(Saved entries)
+--
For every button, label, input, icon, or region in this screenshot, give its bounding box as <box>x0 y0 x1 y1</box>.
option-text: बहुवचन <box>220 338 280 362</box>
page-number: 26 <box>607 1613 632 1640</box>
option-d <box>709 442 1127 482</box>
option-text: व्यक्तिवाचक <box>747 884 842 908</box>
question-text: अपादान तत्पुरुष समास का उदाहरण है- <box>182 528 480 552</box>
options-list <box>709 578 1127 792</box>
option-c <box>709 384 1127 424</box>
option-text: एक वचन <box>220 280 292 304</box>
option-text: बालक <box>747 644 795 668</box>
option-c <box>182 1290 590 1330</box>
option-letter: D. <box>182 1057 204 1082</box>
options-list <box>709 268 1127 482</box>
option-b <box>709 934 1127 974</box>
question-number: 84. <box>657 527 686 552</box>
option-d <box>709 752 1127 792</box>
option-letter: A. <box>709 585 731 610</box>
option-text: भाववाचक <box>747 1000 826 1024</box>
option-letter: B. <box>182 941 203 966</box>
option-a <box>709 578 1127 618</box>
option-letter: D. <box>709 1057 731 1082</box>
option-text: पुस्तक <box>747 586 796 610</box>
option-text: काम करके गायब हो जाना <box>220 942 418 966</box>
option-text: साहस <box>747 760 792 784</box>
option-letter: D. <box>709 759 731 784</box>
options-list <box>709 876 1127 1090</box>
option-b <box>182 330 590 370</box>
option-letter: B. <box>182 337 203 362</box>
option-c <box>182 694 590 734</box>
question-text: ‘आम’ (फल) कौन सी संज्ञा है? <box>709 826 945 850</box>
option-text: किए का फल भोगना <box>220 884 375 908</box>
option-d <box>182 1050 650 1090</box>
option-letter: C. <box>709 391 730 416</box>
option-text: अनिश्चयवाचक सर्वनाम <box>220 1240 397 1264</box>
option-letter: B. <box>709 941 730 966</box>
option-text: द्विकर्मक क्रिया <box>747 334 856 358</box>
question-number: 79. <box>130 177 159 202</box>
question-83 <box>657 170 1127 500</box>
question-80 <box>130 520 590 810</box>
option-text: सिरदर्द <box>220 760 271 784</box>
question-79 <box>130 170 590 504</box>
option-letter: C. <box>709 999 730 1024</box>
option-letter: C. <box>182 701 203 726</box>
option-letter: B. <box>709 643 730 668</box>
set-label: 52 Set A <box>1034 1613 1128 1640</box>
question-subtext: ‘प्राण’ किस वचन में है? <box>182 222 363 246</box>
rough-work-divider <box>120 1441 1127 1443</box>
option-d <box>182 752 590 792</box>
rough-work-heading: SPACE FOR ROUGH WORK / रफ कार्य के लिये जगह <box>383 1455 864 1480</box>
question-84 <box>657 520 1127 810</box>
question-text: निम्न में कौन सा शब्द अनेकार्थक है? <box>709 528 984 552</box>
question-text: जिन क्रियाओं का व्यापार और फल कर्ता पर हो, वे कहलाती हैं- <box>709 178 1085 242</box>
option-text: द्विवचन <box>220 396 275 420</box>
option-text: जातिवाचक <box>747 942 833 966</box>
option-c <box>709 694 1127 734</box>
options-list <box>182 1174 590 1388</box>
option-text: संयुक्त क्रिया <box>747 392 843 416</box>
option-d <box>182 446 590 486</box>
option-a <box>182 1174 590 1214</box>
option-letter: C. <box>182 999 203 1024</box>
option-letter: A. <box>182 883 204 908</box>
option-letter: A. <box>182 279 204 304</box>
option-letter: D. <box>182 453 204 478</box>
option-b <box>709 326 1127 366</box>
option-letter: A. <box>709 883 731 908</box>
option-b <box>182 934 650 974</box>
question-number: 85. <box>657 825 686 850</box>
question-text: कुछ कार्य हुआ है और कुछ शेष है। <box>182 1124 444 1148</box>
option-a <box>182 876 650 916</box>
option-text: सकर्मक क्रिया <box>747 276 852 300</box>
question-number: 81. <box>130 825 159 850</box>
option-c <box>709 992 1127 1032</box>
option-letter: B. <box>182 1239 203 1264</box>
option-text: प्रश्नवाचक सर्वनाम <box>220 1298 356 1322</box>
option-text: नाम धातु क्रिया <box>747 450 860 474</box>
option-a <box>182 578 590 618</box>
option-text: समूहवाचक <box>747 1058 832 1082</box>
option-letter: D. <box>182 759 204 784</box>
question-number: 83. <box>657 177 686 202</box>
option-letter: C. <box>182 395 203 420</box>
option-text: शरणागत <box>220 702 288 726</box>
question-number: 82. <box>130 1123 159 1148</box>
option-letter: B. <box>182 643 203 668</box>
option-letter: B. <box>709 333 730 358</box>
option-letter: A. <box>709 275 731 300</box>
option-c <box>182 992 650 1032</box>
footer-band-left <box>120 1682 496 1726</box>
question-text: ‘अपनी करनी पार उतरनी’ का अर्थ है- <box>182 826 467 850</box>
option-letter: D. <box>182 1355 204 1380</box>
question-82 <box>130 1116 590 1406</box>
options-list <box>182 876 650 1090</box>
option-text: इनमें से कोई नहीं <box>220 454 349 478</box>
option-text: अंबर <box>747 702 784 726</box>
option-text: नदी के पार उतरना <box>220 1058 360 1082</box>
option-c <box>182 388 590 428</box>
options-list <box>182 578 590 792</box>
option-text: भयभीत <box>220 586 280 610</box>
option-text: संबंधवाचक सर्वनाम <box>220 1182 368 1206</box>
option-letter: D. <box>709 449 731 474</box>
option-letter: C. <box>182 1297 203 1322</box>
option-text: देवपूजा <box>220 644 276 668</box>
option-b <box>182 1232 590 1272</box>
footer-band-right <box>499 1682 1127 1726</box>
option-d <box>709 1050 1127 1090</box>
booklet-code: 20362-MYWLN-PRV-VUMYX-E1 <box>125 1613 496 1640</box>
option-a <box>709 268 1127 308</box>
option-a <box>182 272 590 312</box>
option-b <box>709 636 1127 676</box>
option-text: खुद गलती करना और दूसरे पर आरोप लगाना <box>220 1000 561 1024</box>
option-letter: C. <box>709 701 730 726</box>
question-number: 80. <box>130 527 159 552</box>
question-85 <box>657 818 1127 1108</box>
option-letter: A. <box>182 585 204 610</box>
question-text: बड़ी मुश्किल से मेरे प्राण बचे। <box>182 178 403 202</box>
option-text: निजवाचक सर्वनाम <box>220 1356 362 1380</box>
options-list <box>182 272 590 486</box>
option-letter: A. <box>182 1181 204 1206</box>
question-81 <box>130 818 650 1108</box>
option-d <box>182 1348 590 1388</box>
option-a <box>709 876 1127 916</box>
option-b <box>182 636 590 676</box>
+--
• [WORK INSTRUCTIONS]:
Substitute "choice-letter" for each occurrence of "option-letter" in the items, and give them again with nothing else altered.

• [OUTPUT OF THE EXERCISE]:
For every button, label, input, icon, or region in this screenshot, give its bounding box as <box>x0 y0 x1 y1</box>.
option-text: बहुवचन <box>220 338 280 362</box>
page-number: 26 <box>607 1613 632 1640</box>
option-d <box>709 442 1127 482</box>
option-text: व्यक्तिवाचक <box>747 884 842 908</box>
question-text: अपादान तत्पुरुष समास का उदाहरण है- <box>182 528 480 552</box>
options-list <box>709 578 1127 792</box>
option-c <box>709 384 1127 424</box>
option-text: एक वचन <box>220 280 292 304</box>
option-text: बालक <box>747 644 795 668</box>
option-c <box>182 1290 590 1330</box>
choice-letter: D. <box>182 1057 204 1082</box>
options-list <box>709 268 1127 482</box>
option-b <box>709 934 1127 974</box>
question-number: 84. <box>657 527 686 552</box>
option-d <box>709 752 1127 792</box>
choice-letter: A. <box>709 585 731 610</box>
option-text: भाववाचक <box>747 1000 826 1024</box>
choice-letter: B. <box>182 941 203 966</box>
option-a <box>709 578 1127 618</box>
choice-letter: D. <box>709 1057 731 1082</box>
option-text: पुस्तक <box>747 586 796 610</box>
option-text: काम करके गायब हो जाना <box>220 942 418 966</box>
option-text: साहस <box>747 760 792 784</box>
choice-letter: D. <box>709 759 731 784</box>
options-list <box>709 876 1127 1090</box>
option-b <box>182 330 590 370</box>
choice-letter: B. <box>182 337 203 362</box>
option-c <box>182 694 590 734</box>
question-text: ‘आम’ (फल) कौन सी संज्ञा है? <box>709 826 945 850</box>
option-text: किए का फल भोगना <box>220 884 375 908</box>
option-d <box>182 1050 650 1090</box>
choice-letter: C. <box>709 391 730 416</box>
option-text: अनिश्चयवाचक सर्वनाम <box>220 1240 397 1264</box>
choice-letter: B. <box>709 941 730 966</box>
option-text: द्विकर्मक क्रिया <box>747 334 856 358</box>
question-number: 79. <box>130 177 159 202</box>
question-83 <box>657 170 1127 500</box>
question-80 <box>130 520 590 810</box>
option-text: सिरदर्द <box>220 760 271 784</box>
question-79 <box>130 170 590 504</box>
choice-letter: C. <box>709 999 730 1024</box>
choice-letter: C. <box>182 701 203 726</box>
choice-letter: B. <box>709 643 730 668</box>
set-label: 52 Set A <box>1034 1613 1128 1640</box>
question-subtext: ‘प्राण’ किस वचन में है? <box>182 222 363 246</box>
rough-work-divider <box>120 1441 1127 1443</box>
option-d <box>182 752 590 792</box>
rough-work-heading: SPACE FOR ROUGH WORK / रफ कार्य के लिये जगह <box>383 1455 864 1480</box>
question-84 <box>657 520 1127 810</box>
question-text: निम्न में कौन सा शब्द अनेकार्थक है? <box>709 528 984 552</box>
question-text: जिन क्रियाओं का व्यापार और फल कर्ता पर हो, वे कहलाती हैं- <box>709 178 1085 242</box>
option-text: द्विवचन <box>220 396 275 420</box>
option-text: जातिवाचक <box>747 942 833 966</box>
option-c <box>709 694 1127 734</box>
options-list <box>182 1174 590 1388</box>
option-text: संयुक्त क्रिया <box>747 392 843 416</box>
option-d <box>182 446 590 486</box>
option-a <box>182 1174 590 1214</box>
choice-letter: C. <box>182 999 203 1024</box>
choice-letter: A. <box>182 883 204 908</box>
choice-letter: A. <box>182 279 204 304</box>
choice-letter: D. <box>182 453 204 478</box>
option-b <box>709 326 1127 366</box>
choice-letter: A. <box>709 883 731 908</box>
option-b <box>182 934 650 974</box>
question-number: 85. <box>657 825 686 850</box>
question-text: कुछ कार्य हुआ है और कुछ शेष है। <box>182 1124 444 1148</box>
option-a <box>182 876 650 916</box>
option-text: सकर्मक क्रिया <box>747 276 852 300</box>
question-number: 81. <box>130 825 159 850</box>
option-c <box>709 992 1127 1032</box>
choice-letter: B. <box>182 1239 203 1264</box>
option-text: प्रश्नवाचक सर्वनाम <box>220 1298 356 1322</box>
option-text: नाम धातु क्रिया <box>747 450 860 474</box>
option-a <box>182 578 590 618</box>
option-text: समूहवाचक <box>747 1058 832 1082</box>
choice-letter: D. <box>182 759 204 784</box>
question-number: 83. <box>657 177 686 202</box>
choice-letter: C. <box>182 395 203 420</box>
option-text: शरणागत <box>220 702 288 726</box>
question-number: 82. <box>130 1123 159 1148</box>
choice-letter: B. <box>182 643 203 668</box>
choice-letter: B. <box>709 333 730 358</box>
choice-letter: A. <box>709 275 731 300</box>
option-c <box>182 992 650 1032</box>
footer-band-left <box>120 1682 496 1726</box>
question-text: ‘अपनी करनी पार उतरनी’ का अर्थ है- <box>182 826 467 850</box>
choice-letter: D. <box>182 1355 204 1380</box>
question-82 <box>130 1116 590 1406</box>
options-list <box>182 876 650 1090</box>
option-text: इनमें से कोई नहीं <box>220 454 349 478</box>
option-text: अंबर <box>747 702 784 726</box>
option-text: नदी के पार उतरना <box>220 1058 360 1082</box>
option-c <box>182 388 590 428</box>
options-list <box>182 578 590 792</box>
option-text: भयभीत <box>220 586 280 610</box>
option-text: संबंधवाचक सर्वनाम <box>220 1182 368 1206</box>
choice-letter: D. <box>709 449 731 474</box>
choice-letter: C. <box>182 1297 203 1322</box>
option-text: देवपूजा <box>220 644 276 668</box>
option-b <box>182 1232 590 1272</box>
footer-band-right <box>499 1682 1127 1726</box>
option-d <box>709 1050 1127 1090</box>
booklet-code: 20362-MYWLN-PRV-VUMYX-E1 <box>125 1613 496 1640</box>
option-a <box>709 268 1127 308</box>
option-a <box>182 272 590 312</box>
option-b <box>709 636 1127 676</box>
option-text: खुद गलती करना और दूसरे पर आरोप लगाना <box>220 1000 561 1024</box>
choice-letter: C. <box>709 701 730 726</box>
question-number: 80. <box>130 527 159 552</box>
question-85 <box>657 818 1127 1108</box>
choice-letter: A. <box>182 585 204 610</box>
question-text: बड़ी मुश्किल से मेरे प्राण बचे। <box>182 178 403 202</box>
option-text: निजवाचक सर्वनाम <box>220 1356 362 1380</box>
options-list <box>182 272 590 486</box>
choice-letter: A. <box>182 1181 204 1206</box>
question-81 <box>130 818 650 1108</box>
option-d <box>182 1348 590 1388</box>
option-a <box>709 876 1127 916</box>
option-b <box>182 636 590 676</box>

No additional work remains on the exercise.